| Supplied material |
++++++++++++++++++++
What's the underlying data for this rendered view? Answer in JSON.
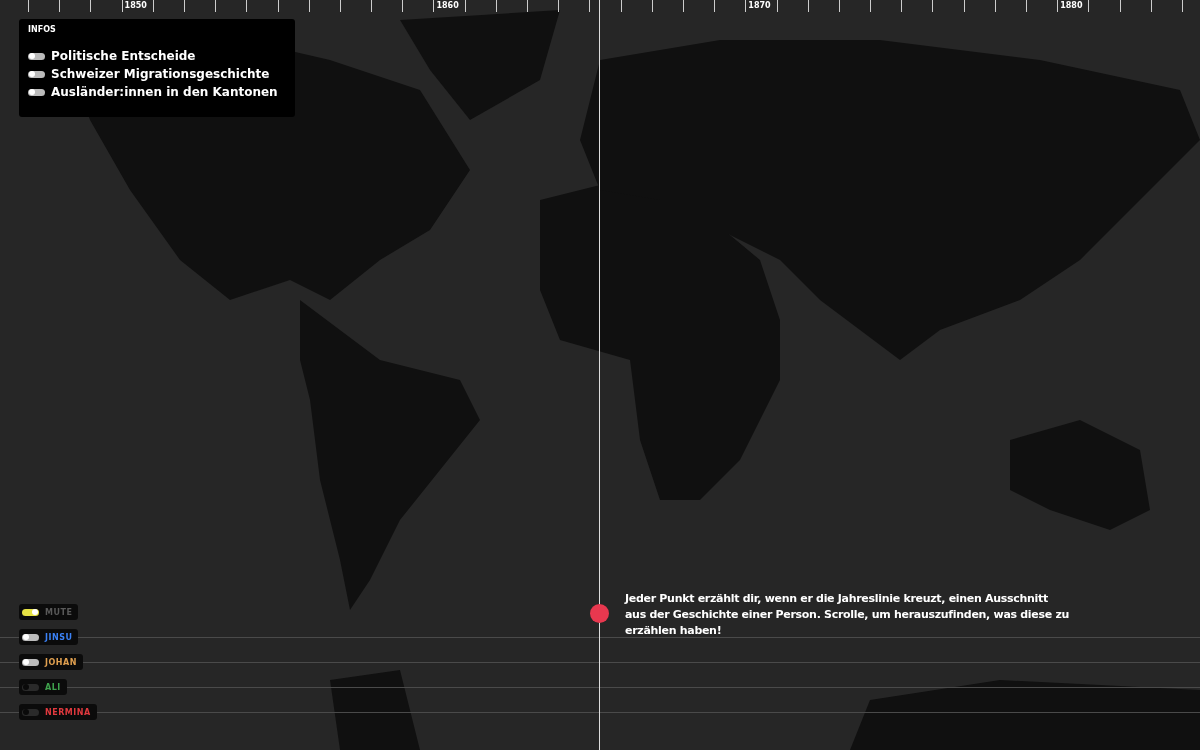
{
  "timeline": {
    "labels": [
      "1850",
      "1860",
      "1870",
      "1880"
    ]
  },
  "infos": {
    "title": "INFOS",
    "items": [
      {
        "label": "Politische Entscheide",
        "on": false
      },
      {
        "label": "Schweizer Migrationsgeschichte",
        "on": false
      },
      {
        "label": "Ausländer:innen in den Kantonen",
        "on": false
      }
    ]
  },
  "people": [
    {
      "label": "MUTE",
      "kind": "mute",
      "on": true,
      "disabled": false,
      "color": "#5a5a5a"
    },
    {
      "label": "JINSU",
      "kind": "person",
      "on": false,
      "disabled": false,
      "color": "#3b82f6"
    },
    {
      "label": "JOHAN",
      "kind": "person",
      "on": false,
      "disabled": false,
      "color": "#e0a050"
    },
    {
      "label": "ALI",
      "kind": "person",
      "on": false,
      "disabled": true,
      "color": "#3fa34d"
    },
    {
      "label": "NERMINA",
      "kind": "person",
      "on": false,
      "disabled": true,
      "color": "#e0393e"
    }
  ],
  "intro": "Jeder Punkt erzählt dir, wenn er die Jahreslinie kreuzt, einen Ausschnitt aus der Geschichte einer Person. Scrolle, um herauszufinden, was diese zu erzählen haben!"
}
++++++++++++++++++++
| Work to complete |
Reproduce all of the material above word for word. Omit the pictures.

| Solution to this exercise |
What's the underlying data for this rendered view? Answer in JSON.
{
  "timeline": {
    "labels": [
      "1850",
      "1860",
      "1870",
      "1880"
    ]
  },
  "infos": {
    "title": "INFOS",
    "items": [
      {
        "label": "Politische Entscheide",
        "on": false
      },
      {
        "label": "Schweizer Migrationsgeschichte",
        "on": false
      },
      {
        "label": "Ausländer:innen in den Kantonen",
        "on": false
      }
    ]
  },
  "people": [
    {
      "label": "MUTE",
      "kind": "mute",
      "on": true,
      "disabled": false,
      "color": "#5a5a5a"
    },
    {
      "label": "JINSU",
      "kind": "person",
      "on": false,
      "disabled": false,
      "color": "#3b82f6"
    },
    {
      "label": "JOHAN",
      "kind": "person",
      "on": false,
      "disabled": false,
      "color": "#e0a050"
    },
    {
      "label": "ALI",
      "kind": "person",
      "on": false,
      "disabled": true,
      "color": "#3fa34d"
    },
    {
      "label": "NERMINA",
      "kind": "person",
      "on": false,
      "disabled": true,
      "color": "#e0393e"
    }
  ],
  "intro": "Jeder Punkt erzählt dir, wenn er die Jahreslinie kreuzt, einen Ausschnitt aus der Geschichte einer Person. Scrolle, um herauszufinden, was diese zu erzählen haben!"
}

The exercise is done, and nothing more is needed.